### Exercise brief
Reproduce the rows below with every "candle-body" changed to "bar-body" and everything else left as it is. Leave the pictures out.

[start]

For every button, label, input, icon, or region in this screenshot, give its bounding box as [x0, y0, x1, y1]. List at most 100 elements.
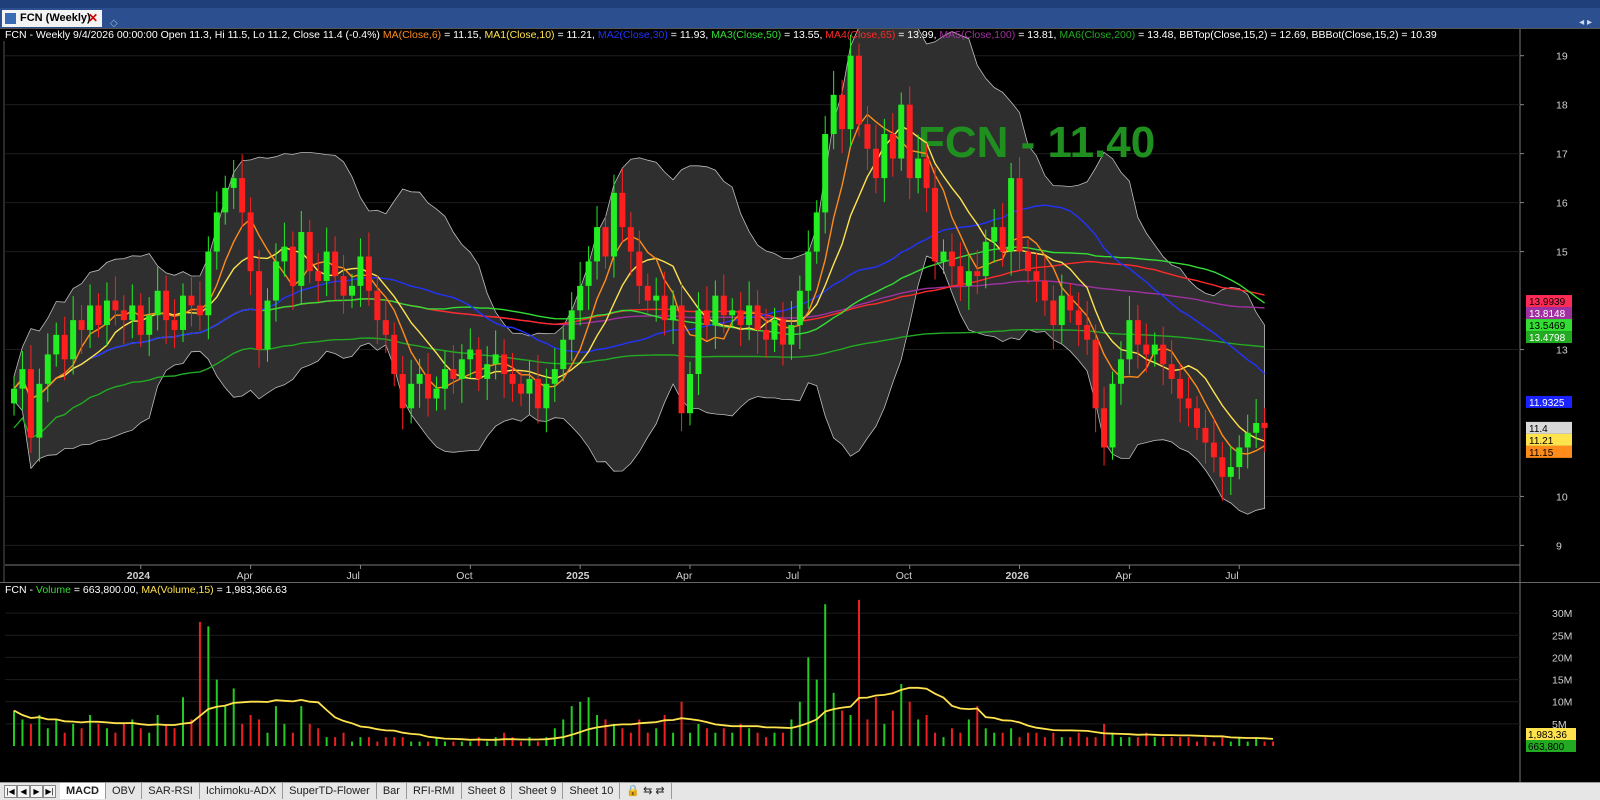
price-legend-item: = 13.55, [781, 29, 826, 41]
candle-body [78, 320, 85, 330]
price-chart[interactable]: 19 18 17 16 15 13 10 9 FCN - 11.40 13.993913.8148… [0, 29, 1600, 582]
candle-body [779, 320, 786, 345]
sheet-tab[interactable]: RFI-RMI [407, 783, 462, 799]
candle-body [864, 124, 871, 149]
candle-body [264, 300, 271, 350]
price-legend-item: = 11.93, [667, 29, 712, 41]
time-tick-label: Apr [237, 570, 254, 582]
candle-body [196, 305, 203, 316]
price-tick-label: 16 [1556, 198, 1568, 210]
volume-pane[interactable]: FCN - Volume = 663,800.00, MA(Volume,15)… [0, 582, 1600, 782]
time-tick-label: Oct [896, 570, 912, 582]
volume-chart[interactable]: 30M25M20M15M10M5M1,983,36663,800 [0, 583, 1600, 782]
candle-body [1143, 344, 1150, 355]
candle-body [999, 227, 1006, 252]
volume-tick-label: 15M [1552, 675, 1572, 687]
candle-body [1160, 344, 1167, 365]
candle-body [501, 354, 508, 375]
candle-body [560, 339, 567, 370]
candle-body [678, 305, 685, 414]
candle-body [27, 369, 34, 438]
price-legend-item: = 11.15, [441, 29, 485, 41]
candle-body [1067, 295, 1074, 311]
price-legend-item: MA2(Close,30) [597, 29, 668, 41]
close-tab-icon[interactable]: ✕ [88, 10, 98, 27]
volume-tick-label: 10M [1552, 697, 1572, 709]
sheet-tab[interactable]: MACD [60, 783, 106, 799]
price-legend-item: MA(Close,6) [382, 29, 442, 41]
price-tick-label: 19 [1556, 51, 1568, 63]
candle-body [1202, 427, 1209, 443]
sheet-tabs: MACD OBV SAR-RSI Ichimoku-ADX SuperTD-Flower… [60, 783, 672, 799]
sheet-tab[interactable]: Sheet 10 [563, 783, 621, 799]
price-tick-label: 10 [1556, 491, 1568, 503]
candle-body [594, 227, 601, 262]
time-tick-label: Apr [676, 570, 693, 582]
sheet-tab[interactable]: OBV [106, 783, 143, 799]
prev-sheet-button[interactable]: ◀ [17, 785, 30, 798]
candle-body [543, 383, 550, 409]
candle-body [1261, 422, 1268, 428]
candle-body [965, 271, 972, 286]
sheet-tab[interactable]: Ichimoku-ADX [200, 783, 284, 799]
price-value-label: 11.15 [1529, 448, 1554, 459]
candle-body [872, 148, 879, 179]
candle-body [87, 305, 94, 330]
candle-body [661, 295, 668, 321]
candle-body [70, 320, 77, 360]
candle-body [577, 285, 584, 311]
price-tick-label: 13 [1556, 345, 1568, 357]
candle-body [509, 374, 516, 384]
candle-body [703, 310, 710, 326]
tab-fcn-weekly[interactable]: FCN (Weekly) ✕ [2, 10, 102, 27]
price-tick-label: 17 [1556, 149, 1568, 161]
candle-body [357, 256, 364, 286]
candle-body [382, 320, 389, 335]
candle-body [822, 134, 829, 213]
time-tick-label: 2025 [566, 570, 590, 582]
candle-body [906, 104, 913, 179]
top-toolbar [0, 0, 1600, 8]
document-tab-strip: FCN (Weekly) ✕ ◇ ◂ ▸ [0, 8, 1600, 29]
price-legend: FCN - Weekly 9/4/2026 00:00:00 Open 11.3… [5, 29, 1437, 41]
candle-body [518, 383, 524, 394]
sheet-tab[interactable]: SAR-RSI [142, 783, 200, 799]
candle-body [602, 227, 609, 257]
candle-body [788, 325, 795, 345]
candle-body [272, 261, 279, 301]
candle-body [1177, 378, 1184, 399]
sheet-tab[interactable]: Bar [377, 783, 407, 799]
candle-body [1236, 447, 1243, 468]
candle-body [1194, 408, 1200, 428]
candle-body [636, 251, 643, 286]
first-sheet-button[interactable]: |◀ [4, 785, 17, 798]
candle-body [1185, 398, 1192, 409]
candle-body [932, 187, 939, 262]
candle-body [670, 305, 677, 321]
sheet-tab[interactable]: Sheet 9 [512, 783, 564, 799]
lock-icon[interactable]: 🔒 ⇆ ⇄ [620, 783, 672, 799]
price-legend-item: = 13.48, BBTop(Close,15,2) = 12.69, BBBo… [1135, 29, 1437, 41]
sheet-tab[interactable]: Sheet 8 [462, 783, 513, 799]
price-value-label: 13.9939 [1529, 297, 1566, 308]
candle-body [475, 349, 482, 379]
tab-scroll-arrows[interactable]: ◂ ▸ [1579, 17, 1592, 28]
price-pane[interactable]: FCN - Weekly 9/4/2026 00:00:00 Open 11.3… [0, 29, 1600, 582]
candle-body [982, 241, 989, 277]
sheet-tab[interactable]: SuperTD-Flower [283, 783, 377, 799]
volume-tick-label: 20M [1552, 652, 1572, 664]
price-value-label: 11.4 [1529, 424, 1548, 435]
candle-body [948, 251, 955, 267]
candle-body [746, 305, 753, 326]
new-tab-icon[interactable]: ◇ [110, 18, 118, 29]
last-sheet-button[interactable]: ▶| [43, 785, 56, 798]
ticker-watermark: FCN - 11.40 [918, 118, 1155, 167]
candle-body [44, 354, 51, 384]
candle-body [315, 271, 322, 281]
price-legend-item: MA4(Close,65) [825, 29, 896, 41]
candle-body [1016, 178, 1023, 252]
candle-body [391, 334, 398, 375]
next-sheet-button[interactable]: ▶ [30, 785, 43, 798]
price-tick-label: 18 [1556, 100, 1568, 112]
candle-body [1092, 339, 1099, 409]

[end]

### Response to the task
For every button, label, input, icon, or region in this screenshot, give its bounding box as [x0, y0, x1, y1]. List at most 100 elements.
price-legend-item: = 13.55, [781, 29, 826, 41]
bar-body [78, 320, 85, 330]
price-chart[interactable]: 19 18 17 16 15 13 10 9 FCN - 11.40 13.993913.8148… [0, 29, 1600, 582]
bar-body [779, 320, 786, 345]
sheet-tab[interactable]: RFI-RMI [407, 783, 462, 799]
bar-body [864, 124, 871, 149]
bar-body [264, 300, 271, 350]
price-legend-item: = 11.93, [667, 29, 712, 41]
time-tick-label: Apr [237, 570, 254, 582]
bar-body [196, 305, 203, 316]
price-tick-label: 16 [1556, 198, 1568, 210]
volume-pane[interactable]: FCN - Volume = 663,800.00, MA(Volume,15)… [0, 582, 1600, 782]
time-tick-label: Oct [896, 570, 912, 582]
volume-chart[interactable]: 30M25M20M15M10M5M1,983,36663,800 [0, 583, 1600, 782]
bar-body [1143, 344, 1150, 355]
bar-body [999, 227, 1006, 252]
volume-tick-label: 15M [1552, 675, 1572, 687]
bar-body [1160, 344, 1167, 365]
bar-body [501, 354, 508, 375]
bar-body [560, 339, 567, 370]
bar-body [678, 305, 685, 414]
bar-body [27, 369, 34, 438]
price-legend-item: = 11.15, [441, 29, 485, 41]
bar-body [1067, 295, 1074, 311]
price-legend-item: MA2(Close,30) [597, 29, 668, 41]
close-tab-icon[interactable]: ✕ [88, 10, 98, 27]
volume-tick-label: 10M [1552, 697, 1572, 709]
sheet-tab[interactable]: MACD [60, 783, 106, 799]
price-legend-item: MA(Close,6) [382, 29, 442, 41]
price-tick-label: 19 [1556, 51, 1568, 63]
bar-body [1202, 427, 1209, 443]
sheet-tabs: MACD OBV SAR-RSI Ichimoku-ADX SuperTD-Flower… [60, 783, 672, 799]
sheet-tab[interactable]: Sheet 10 [563, 783, 621, 799]
price-tick-label: 10 [1556, 491, 1568, 503]
bar-body [594, 227, 601, 262]
time-tick-label: Apr [676, 570, 693, 582]
sheet-tab[interactable]: OBV [106, 783, 143, 799]
prev-sheet-button[interactable]: ◀ [17, 785, 30, 798]
bar-body [543, 383, 550, 409]
bar-body [1261, 422, 1268, 428]
bar-body [965, 271, 972, 286]
sheet-tab[interactable]: Ichimoku-ADX [200, 783, 284, 799]
price-value-label: 11.15 [1529, 448, 1554, 459]
bar-body [872, 148, 879, 179]
bar-body [87, 305, 94, 330]
bar-body [661, 295, 668, 321]
bar-body [70, 320, 77, 360]
bar-body [577, 285, 584, 311]
price-tick-label: 13 [1556, 345, 1568, 357]
bar-body [509, 374, 516, 384]
bar-body [703, 310, 710, 326]
tab-fcn-weekly[interactable]: FCN (Weekly) ✕ [2, 10, 102, 27]
price-tick-label: 17 [1556, 149, 1568, 161]
bar-body [357, 256, 364, 286]
bar-body [382, 320, 389, 335]
bar-body [822, 134, 829, 213]
time-tick-label: 2025 [566, 570, 590, 582]
bar-body [906, 104, 913, 179]
top-toolbar [0, 0, 1600, 8]
document-tab-strip: FCN (Weekly) ✕ ◇ ◂ ▸ [0, 8, 1600, 29]
price-legend: FCN - Weekly 9/4/2026 00:00:00 Open 11.3… [5, 29, 1437, 41]
bar-body [518, 383, 524, 394]
sheet-tab[interactable]: SAR-RSI [142, 783, 200, 799]
bar-body [602, 227, 609, 257]
bar-body [788, 325, 795, 345]
bar-body [272, 261, 279, 301]
bar-body [1177, 378, 1184, 399]
sheet-tab[interactable]: Bar [377, 783, 407, 799]
bar-body [1236, 447, 1243, 468]
bar-body [1194, 408, 1200, 428]
bar-body [636, 251, 643, 286]
first-sheet-button[interactable]: |◀ [4, 785, 17, 798]
bar-body [1185, 398, 1192, 409]
bar-body [932, 187, 939, 262]
bar-body [670, 305, 677, 321]
sheet-tab[interactable]: Sheet 9 [512, 783, 564, 799]
lock-icon[interactable]: 🔒 ⇆ ⇄ [620, 783, 672, 799]
price-legend-item: = 13.48, BBTop(Close,15,2) = 12.69, BBBo… [1135, 29, 1437, 41]
sheet-tab[interactable]: Sheet 8 [462, 783, 513, 799]
price-value-label: 13.9939 [1529, 297, 1566, 308]
bar-body [475, 349, 482, 379]
tab-scroll-arrows[interactable]: ◂ ▸ [1579, 17, 1592, 28]
price-pane[interactable]: FCN - Weekly 9/4/2026 00:00:00 Open 11.3… [0, 29, 1600, 582]
bar-body [982, 241, 989, 277]
sheet-tab[interactable]: SuperTD-Flower [283, 783, 377, 799]
volume-tick-label: 20M [1552, 652, 1572, 664]
price-value-label: 11.4 [1529, 424, 1548, 435]
bar-body [948, 251, 955, 267]
bar-body [746, 305, 753, 326]
new-tab-icon[interactable]: ◇ [110, 18, 118, 29]
last-sheet-button[interactable]: ▶| [43, 785, 56, 798]
ticker-watermark: FCN - 11.40 [918, 118, 1155, 167]
bar-body [44, 354, 51, 384]
bar-body [315, 271, 322, 281]
price-legend-item: MA4(Close,65) [825, 29, 896, 41]
bar-body [1016, 178, 1023, 252]
bar-body [391, 334, 398, 375]
next-sheet-button[interactable]: ▶ [30, 785, 43, 798]
price-tick-label: 18 [1556, 100, 1568, 112]
bar-body [1092, 339, 1099, 409]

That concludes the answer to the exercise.